**Written problem:**
Reproduce all of the entries below, changing every "legend-label" to "legend-text" and keeping everything else the same. Leave the pictures out of your answer.

Region boundary data:
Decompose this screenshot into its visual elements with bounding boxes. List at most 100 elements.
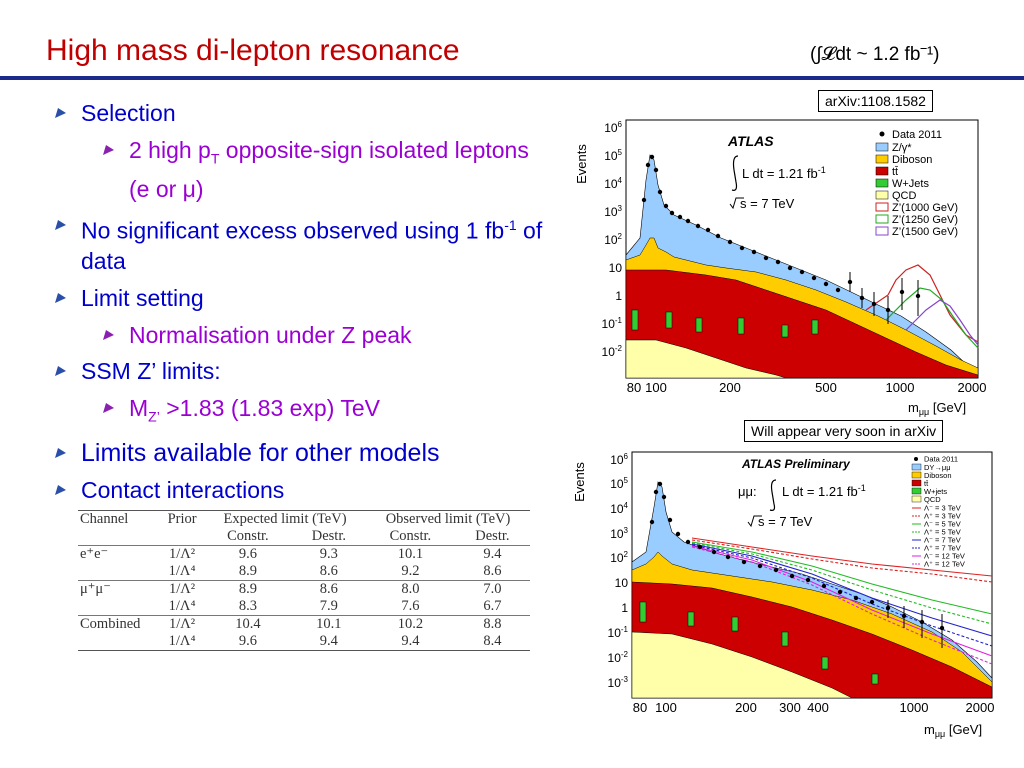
xtick-label: 80 [633,700,647,715]
ytick-mantissa: 10 [602,317,616,331]
ytick-mantissa: 10 [610,502,624,516]
table-cell: 8.6 [319,563,338,579]
legend-swatch-wjets [875,178,889,188]
ytick-label: 104 [604,176,622,191]
table-cell: 8.0 [366,580,455,598]
bullet-no-excess: No significant excess observed using 1 f… [52,210,552,278]
bullet-arrow-icon [102,329,117,342]
legend-swatch-zp1250 [875,214,889,224]
table-cell: e⁺e⁻ [78,545,161,563]
table-cell: 1/Λ² [160,580,205,598]
ytick-mantissa: 10 [604,121,618,135]
legend-label: Z’(1500 GeV) [892,226,958,238]
ytick-exponent: 2 [618,232,623,241]
table-header-cell: Destr. [311,528,346,544]
wjets-histogram [639,601,879,685]
table-row: 1/Λ⁴ 9.6 9.4 9.4 8.4 [78,633,530,651]
sqrt-icon [729,197,744,210]
ytick-mantissa: 10 [610,477,624,491]
legend-swatch-diboson [911,471,922,479]
bullet-arrow-icon [54,447,69,460]
xtick-label: 200 [719,380,741,395]
bullet-subscript: T [210,150,220,167]
plot-contact-svg: 106 105 104 103 102 10 1 10-1 10-2 10-3 … [572,451,995,739]
xtick-label: 2000 [966,700,995,715]
table-cell: Combined [78,615,161,633]
table-cell: 10.4 [204,615,292,633]
table-cell: 1/Λ² [160,545,205,563]
xtick-label: 200 [735,700,757,715]
ytick-exponent: 4 [624,501,629,510]
plot-zprime-svg: 106 105 104 103 102 10 1 10-1 10-2 80 10… [574,119,986,417]
legend-label: Λ⁻ = 12 TeV [924,552,965,561]
integral-icon [769,479,777,511]
ytick-label: 106 [610,452,628,467]
ytick-exponent: 3 [618,204,623,213]
xtick-label: 100 [645,380,667,395]
zprime-1250-line [885,287,979,349]
bullet-selection: Selection [52,98,552,129]
ytick-mantissa: 10 [608,676,622,690]
legend-label: Λ⁻ = 7 TeV [924,536,961,545]
table-cell: 7.9 [319,598,338,614]
data-errorbars [849,272,919,324]
bullet-text: of data [81,217,543,275]
bullet-other-models: Limits available for other models [52,438,552,469]
legend-label: Data 2011 [924,455,958,464]
legend-label: Data 2011 [892,129,942,141]
table-cell [78,633,161,651]
table-row: μ⁺μ⁻ 1/Λ² 8.9 8.6 8.0 7.0 [78,580,530,598]
legend-swatch-dy [875,142,889,152]
table-header-cell: Channel [78,510,161,528]
ytick-label: 1 [615,289,622,303]
bullet-text: >1.83 (1.83 exp) TeV [159,395,380,422]
plot1-ylabel: Events [574,144,589,184]
ytick-mantissa: 1 [615,289,622,303]
bullet-text: opposite-sign isolated leptons (e or μ) [129,137,529,202]
bullet-sub-mz: MZ’ >1.83 (1.83 exp) TeV [52,393,552,432]
ytick-mantissa: 10 [604,177,618,191]
table-cell: 10.1 [366,545,455,563]
ytick-exponent: 6 [624,452,629,461]
ytick-label: 10-2 [608,650,629,665]
xlabel-unit: [GeV] [929,400,966,415]
ci-curve-12-plus [691,546,993,665]
ytick-exponent: -3 [621,675,629,684]
table-header-cell: Prior [160,510,205,528]
xlabel-main: m [924,722,935,737]
table-cell: 9.4 [291,633,366,651]
plot1-legend: Data 2011 Z/γ* Diboson tt̄ W+Jets QCD Z’… [875,129,958,238]
luminosity-label: (∫𝓛dt ~ 1.2 fb⁻¹) [810,44,940,65]
ytick-mantissa: 10 [604,233,618,247]
ytick-mantissa: 10 [602,345,616,359]
legend-label: Z’(1250 GeV) [892,214,958,226]
ytick-mantissa: 10 [604,149,618,163]
ci-curve-3-plus [691,539,993,583]
table-cell: 8.9 [238,563,257,579]
table-cell [78,598,160,616]
table-cell: 8.3 [238,598,257,614]
qcd-histogram [625,339,787,379]
table-cell [78,563,160,581]
table-header-cell: Observed limit (TeV) [366,510,530,528]
bullet-text: 2 high p [129,137,211,163]
plot-contact-figure: 106 105 104 103 102 10 1 10-1 10-2 10-3 … [568,420,1000,742]
ci-curve-5-plus [691,542,993,625]
table-header-row: Channel Prior Expected limit (TeV) Obser… [78,510,530,528]
atlas-label: ATLAS Preliminary [741,457,851,471]
table-cell: 9.4 [366,633,455,651]
xtick-label: 1000 [886,380,915,395]
ytick-mantissa: 10 [610,551,624,565]
wjets-histogram [631,309,819,338]
bullet-limit-setting: Limit setting [52,283,552,314]
slide-title: High mass di-lepton resonance [46,34,460,67]
bullet-text: SSM Z’ limits: [81,358,221,385]
legend-swatch-zp1000 [875,202,889,212]
bullet-arrow-icon [54,292,69,305]
qcd-histogram [631,631,853,699]
lumi-text: L dt = 1.21 fb-1 [782,483,866,499]
table-cell: 7.0 [454,580,530,598]
legend-label: QCD [924,495,941,504]
atlas-label: ATLAS [727,133,774,149]
table-row: e⁺e⁻ 1/Λ² 9.6 9.3 10.1 9.4 [78,545,530,563]
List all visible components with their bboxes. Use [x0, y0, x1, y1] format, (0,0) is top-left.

**Solved exercise:**
Decompose this screenshot into its visual elements with bounding boxes. List at most 100 elements.
xtick-label: 80 [633,700,647,715]
ytick-mantissa: 10 [602,317,616,331]
ytick-mantissa: 10 [610,502,624,516]
table-cell: 8.6 [319,563,338,579]
legend-swatch-wjets [875,178,889,188]
ytick-label: 104 [604,176,622,191]
table-cell: 8.0 [366,580,455,598]
bullet-no-excess: No significant excess observed using 1 f… [52,210,552,278]
bullet-arrow-icon [102,329,117,342]
legend-swatch-zp1250 [875,214,889,224]
table-cell: e⁺e⁻ [78,545,161,563]
table-cell: 1/Λ² [160,580,205,598]
ytick-mantissa: 10 [604,121,618,135]
legend-text: Z’(1500 GeV) [892,226,958,238]
ytick-exponent: 2 [618,232,623,241]
table-header-cell: Destr. [311,528,346,544]
wjets-histogram [639,601,879,685]
table-row: 1/Λ⁴ 9.6 9.4 9.4 8.4 [78,633,530,651]
sqrt-icon [729,197,744,210]
ytick-mantissa: 10 [610,477,624,491]
legend-swatch-diboson [911,471,922,479]
bullet-arrow-icon [54,447,69,460]
xtick-label: 200 [719,380,741,395]
bullet-subscript: T [210,150,220,167]
plot-contact-svg: 106 105 104 103 102 10 1 10-1 10-2 10-3 … [572,451,995,739]
xtick-label: 2000 [966,700,995,715]
table-cell: Combined [78,615,161,633]
table-cell: 10.4 [204,615,292,633]
table-cell: 1/Λ² [160,545,205,563]
xtick-label: 200 [735,700,757,715]
ytick-exponent: 4 [624,501,629,510]
plot-zprime-svg: 106 105 104 103 102 10 1 10-1 10-2 80 10… [574,119,986,417]
legend-text: Λ⁻ = 12 TeV [924,552,965,561]
integral-icon [769,479,777,511]
ytick-label: 106 [610,452,628,467]
ytick-exponent: 3 [618,204,623,213]
xtick-label: 100 [645,380,667,395]
zprime-1250-line [885,287,979,349]
bullet-selection: Selection [52,98,552,129]
ytick-mantissa: 10 [608,676,622,690]
legend-text: Λ⁻ = 7 TeV [924,536,961,545]
table-cell: 7.9 [319,598,338,614]
data-errorbars [849,272,919,324]
bullet-text: of data [81,217,543,275]
bullet-other-models: Limits available for other models [52,438,552,469]
legend-text: Data 2011 [924,455,958,464]
legend-text: Data 2011 [892,129,942,141]
table-cell [78,633,161,651]
table-row: μ⁺μ⁻ 1/Λ² 8.9 8.6 8.0 7.0 [78,580,530,598]
legend-swatch-dy [875,142,889,152]
table-header-cell: Channel [78,510,161,528]
ytick-label: 1 [615,289,622,303]
bullet-text: >1.83 (1.83 exp) TeV [159,395,380,422]
plot1-ylabel: Events [574,144,589,184]
ytick-mantissa: 1 [615,289,622,303]
bullet-text: opposite-sign isolated leptons (e or μ) [129,137,529,202]
bullet-sub-mz: MZ’ >1.83 (1.83 exp) TeV [52,393,552,432]
ytick-mantissa: 10 [604,177,618,191]
table-cell: 10.1 [366,545,455,563]
ytick-exponent: 6 [624,452,629,461]
ytick-label: 10-2 [608,650,629,665]
xlabel-unit: [GeV] [929,400,966,415]
ci-curve-12-plus [691,546,993,665]
ytick-exponent: -3 [621,675,629,684]
table-header-cell: Prior [160,510,205,528]
xlabel-main: m [924,722,935,737]
table-cell: 9.4 [291,633,366,651]
plot1-legend: Data 2011 Z/γ* Diboson tt̄ W+Jets QCD Z’… [875,129,958,238]
luminosity-label: (∫𝓛dt ~ 1.2 fb⁻¹) [810,44,940,65]
ytick-mantissa: 10 [604,233,618,247]
ytick-mantissa: 10 [602,345,616,359]
legend-text: Z’(1250 GeV) [892,214,958,226]
ytick-mantissa: 10 [604,149,618,163]
ci-curve-3-plus [691,539,993,583]
table-cell: 8.9 [238,563,257,579]
table-cell [78,598,160,616]
table-cell: 8.3 [238,598,257,614]
qcd-histogram [625,339,787,379]
table-cell [78,563,160,581]
table-header-cell: Observed limit (TeV) [366,510,530,528]
bullet-text: 2 high p [129,137,211,163]
plot-contact-figure: 106 105 104 103 102 10 1 10-1 10-2 10-3 … [568,420,1000,742]
ci-curve-5-plus [691,542,993,625]
table-header-row: Channel Prior Expected limit (TeV) Obser… [78,510,530,528]
atlas-label: ATLAS Preliminary [741,457,851,471]
table-cell: 9.4 [366,633,455,651]
xtick-label: 1000 [886,380,915,395]
ytick-mantissa: 10 [610,551,624,565]
wjets-histogram [631,309,819,338]
bullet-limit-setting: Limit setting [52,283,552,314]
slide-title: High mass di-lepton resonance [46,34,460,67]
bullet-text: SSM Z’ limits: [81,358,221,385]
legend-swatch-zp1000 [875,202,889,212]
bullet-arrow-icon [54,292,69,305]
qcd-histogram [631,631,853,699]
lumi-text: L dt = 1.21 fb-1 [782,483,866,499]
table-cell: 7.0 [454,580,530,598]
legend-text: QCD [924,495,941,504]
atlas-label: ATLAS [727,133,774,149]
table-row: e⁺e⁻ 1/Λ² 9.6 9.3 10.1 9.4 [78,545,530,563]
List all visible components with their bboxes. Use [x0, y0, x1, y1] format, (0,0) is top-left.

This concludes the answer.